=== Set task ===
Write the listing below out again exactly, dropping the images.
--- BEGIN ---
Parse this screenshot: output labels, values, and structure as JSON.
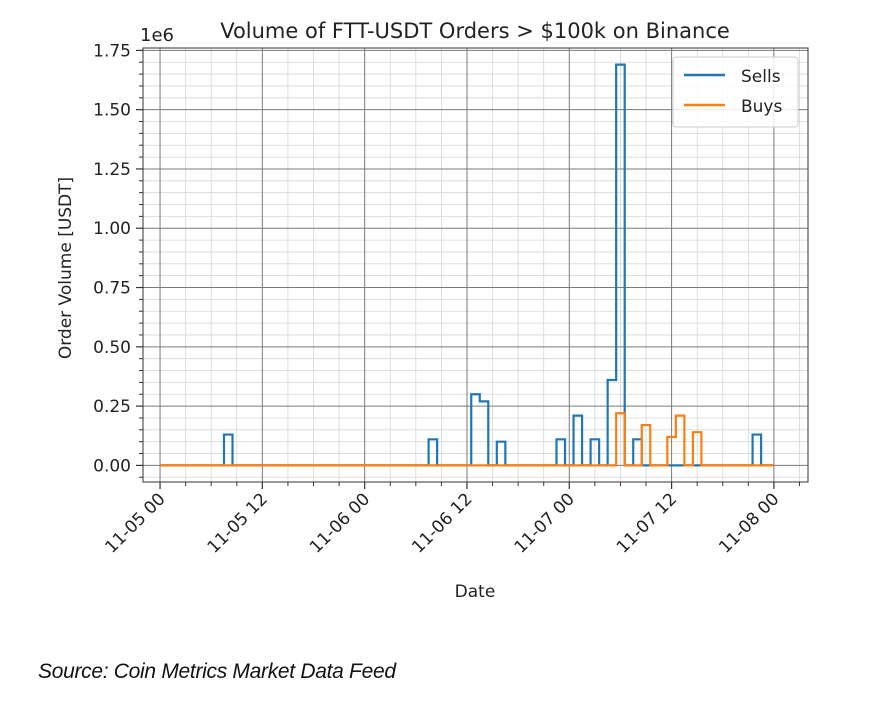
{
  "chart_data": {
    "type": "line",
    "title": "Volume of FTT-USDT Orders > $100k on Binance",
    "xlabel": "Date",
    "ylabel": "Order Volume [USDT]",
    "y_offset_label": "1e6",
    "y_scale": 1000000,
    "xlim": [
      "2022-11-04T22:00",
      "2022-11-08T04:00"
    ],
    "ylim": [
      -0.07,
      1.76
    ],
    "x_ticks": [
      "11-05 00",
      "11-05 12",
      "11-06 00",
      "11-06 12",
      "11-07 00",
      "11-07 12",
      "11-08 00"
    ],
    "x_tick_hours": [
      0,
      12,
      24,
      36,
      48,
      60,
      72
    ],
    "y_ticks": [
      "0.00",
      "0.25",
      "0.50",
      "0.75",
      "1.00",
      "1.25",
      "1.50",
      "1.75"
    ],
    "y_tick_values": [
      0,
      0.25,
      0.5,
      0.75,
      1.0,
      1.25,
      1.5,
      1.75
    ],
    "grid": true,
    "drawstyle": "steps-mid",
    "legend_position": "top-right",
    "x": [
      "11-05 00",
      "11-05 01",
      "11-05 02",
      "11-05 03",
      "11-05 04",
      "11-05 05",
      "11-05 06",
      "11-05 07",
      "11-05 08",
      "11-05 09",
      "11-05 10",
      "11-05 11",
      "11-05 12",
      "11-05 13",
      "11-05 14",
      "11-05 15",
      "11-05 16",
      "11-05 17",
      "11-05 18",
      "11-05 19",
      "11-05 20",
      "11-05 21",
      "11-05 22",
      "11-05 23",
      "11-06 00",
      "11-06 01",
      "11-06 02",
      "11-06 03",
      "11-06 04",
      "11-06 05",
      "11-06 06",
      "11-06 07",
      "11-06 08",
      "11-06 09",
      "11-06 10",
      "11-06 11",
      "11-06 12",
      "11-06 13",
      "11-06 14",
      "11-06 15",
      "11-06 16",
      "11-06 17",
      "11-06 18",
      "11-06 19",
      "11-06 20",
      "11-06 21",
      "11-06 22",
      "11-06 23",
      "11-07 00",
      "11-07 01",
      "11-07 02",
      "11-07 03",
      "11-07 04",
      "11-07 05",
      "11-07 06",
      "11-07 07",
      "11-07 08",
      "11-07 09",
      "11-07 10",
      "11-07 11",
      "11-07 12",
      "11-07 13",
      "11-07 14",
      "11-07 15",
      "11-07 16",
      "11-07 17",
      "11-07 18",
      "11-07 19",
      "11-07 20",
      "11-07 21",
      "11-07 22",
      "11-07 23",
      "11-08 00"
    ],
    "series": [
      {
        "name": "Sells",
        "color": "#1f77b4",
        "values": [
          0,
          0,
          0,
          0,
          0,
          0,
          0,
          0,
          0.13,
          0,
          0,
          0,
          0,
          0,
          0,
          0,
          0,
          0,
          0,
          0,
          0,
          0,
          0,
          0,
          0,
          0,
          0,
          0,
          0,
          0,
          0,
          0,
          0.11,
          0,
          0,
          0,
          0,
          0.3,
          0.27,
          0,
          0.1,
          0,
          0,
          0,
          0,
          0,
          0,
          0.11,
          0,
          0.21,
          0,
          0.11,
          0,
          0.36,
          1.69,
          0,
          0.11,
          0,
          0,
          0,
          0,
          0,
          0,
          0,
          0,
          0,
          0,
          0,
          0,
          0,
          0.13,
          0,
          0
        ]
      },
      {
        "name": "Buys",
        "color": "#ff7f0e",
        "values": [
          0,
          0,
          0,
          0,
          0,
          0,
          0,
          0,
          0,
          0,
          0,
          0,
          0,
          0,
          0,
          0,
          0,
          0,
          0,
          0,
          0,
          0,
          0,
          0,
          0,
          0,
          0,
          0,
          0,
          0,
          0,
          0,
          0,
          0,
          0,
          0,
          0,
          0,
          0,
          0,
          0,
          0,
          0,
          0,
          0,
          0,
          0,
          0,
          0,
          0,
          0,
          0,
          0,
          0,
          0.22,
          0,
          0,
          0.17,
          0,
          0,
          0.12,
          0.21,
          0,
          0.14,
          0,
          0,
          0,
          0,
          0,
          0,
          0,
          0,
          0
        ]
      }
    ]
  },
  "caption": "Source: Coin Metrics Market Data Feed"
}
--- END ---
=== Answer ===
Parse this screenshot: output labels, values, and structure as JSON.
{
  "chart_data": {
    "type": "line",
    "title": "Volume of FTT-USDT Orders > $100k on Binance",
    "xlabel": "Date",
    "ylabel": "Order Volume [USDT]",
    "y_offset_label": "1e6",
    "y_scale": 1000000,
    "xlim": [
      "2022-11-04T22:00",
      "2022-11-08T04:00"
    ],
    "ylim": [
      -0.07,
      1.76
    ],
    "x_ticks": [
      "11-05 00",
      "11-05 12",
      "11-06 00",
      "11-06 12",
      "11-07 00",
      "11-07 12",
      "11-08 00"
    ],
    "x_tick_hours": [
      0,
      12,
      24,
      36,
      48,
      60,
      72
    ],
    "y_ticks": [
      "0.00",
      "0.25",
      "0.50",
      "0.75",
      "1.00",
      "1.25",
      "1.50",
      "1.75"
    ],
    "y_tick_values": [
      0,
      0.25,
      0.5,
      0.75,
      1.0,
      1.25,
      1.5,
      1.75
    ],
    "grid": true,
    "drawstyle": "steps-mid",
    "legend_position": "top-right",
    "x": [
      "11-05 00",
      "11-05 01",
      "11-05 02",
      "11-05 03",
      "11-05 04",
      "11-05 05",
      "11-05 06",
      "11-05 07",
      "11-05 08",
      "11-05 09",
      "11-05 10",
      "11-05 11",
      "11-05 12",
      "11-05 13",
      "11-05 14",
      "11-05 15",
      "11-05 16",
      "11-05 17",
      "11-05 18",
      "11-05 19",
      "11-05 20",
      "11-05 21",
      "11-05 22",
      "11-05 23",
      "11-06 00",
      "11-06 01",
      "11-06 02",
      "11-06 03",
      "11-06 04",
      "11-06 05",
      "11-06 06",
      "11-06 07",
      "11-06 08",
      "11-06 09",
      "11-06 10",
      "11-06 11",
      "11-06 12",
      "11-06 13",
      "11-06 14",
      "11-06 15",
      "11-06 16",
      "11-06 17",
      "11-06 18",
      "11-06 19",
      "11-06 20",
      "11-06 21",
      "11-06 22",
      "11-06 23",
      "11-07 00",
      "11-07 01",
      "11-07 02",
      "11-07 03",
      "11-07 04",
      "11-07 05",
      "11-07 06",
      "11-07 07",
      "11-07 08",
      "11-07 09",
      "11-07 10",
      "11-07 11",
      "11-07 12",
      "11-07 13",
      "11-07 14",
      "11-07 15",
      "11-07 16",
      "11-07 17",
      "11-07 18",
      "11-07 19",
      "11-07 20",
      "11-07 21",
      "11-07 22",
      "11-07 23",
      "11-08 00"
    ],
    "series": [
      {
        "name": "Sells",
        "color": "#1f77b4",
        "values": [
          0,
          0,
          0,
          0,
          0,
          0,
          0,
          0,
          0.13,
          0,
          0,
          0,
          0,
          0,
          0,
          0,
          0,
          0,
          0,
          0,
          0,
          0,
          0,
          0,
          0,
          0,
          0,
          0,
          0,
          0,
          0,
          0,
          0.11,
          0,
          0,
          0,
          0,
          0.3,
          0.27,
          0,
          0.1,
          0,
          0,
          0,
          0,
          0,
          0,
          0.11,
          0,
          0.21,
          0,
          0.11,
          0,
          0.36,
          1.69,
          0,
          0.11,
          0,
          0,
          0,
          0,
          0,
          0,
          0,
          0,
          0,
          0,
          0,
          0,
          0,
          0.13,
          0,
          0
        ]
      },
      {
        "name": "Buys",
        "color": "#ff7f0e",
        "values": [
          0,
          0,
          0,
          0,
          0,
          0,
          0,
          0,
          0,
          0,
          0,
          0,
          0,
          0,
          0,
          0,
          0,
          0,
          0,
          0,
          0,
          0,
          0,
          0,
          0,
          0,
          0,
          0,
          0,
          0,
          0,
          0,
          0,
          0,
          0,
          0,
          0,
          0,
          0,
          0,
          0,
          0,
          0,
          0,
          0,
          0,
          0,
          0,
          0,
          0,
          0,
          0,
          0,
          0,
          0.22,
          0,
          0,
          0.17,
          0,
          0,
          0.12,
          0.21,
          0,
          0.14,
          0,
          0,
          0,
          0,
          0,
          0,
          0,
          0,
          0
        ]
      }
    ]
  },
  "caption": "Source: Coin Metrics Market Data Feed"
}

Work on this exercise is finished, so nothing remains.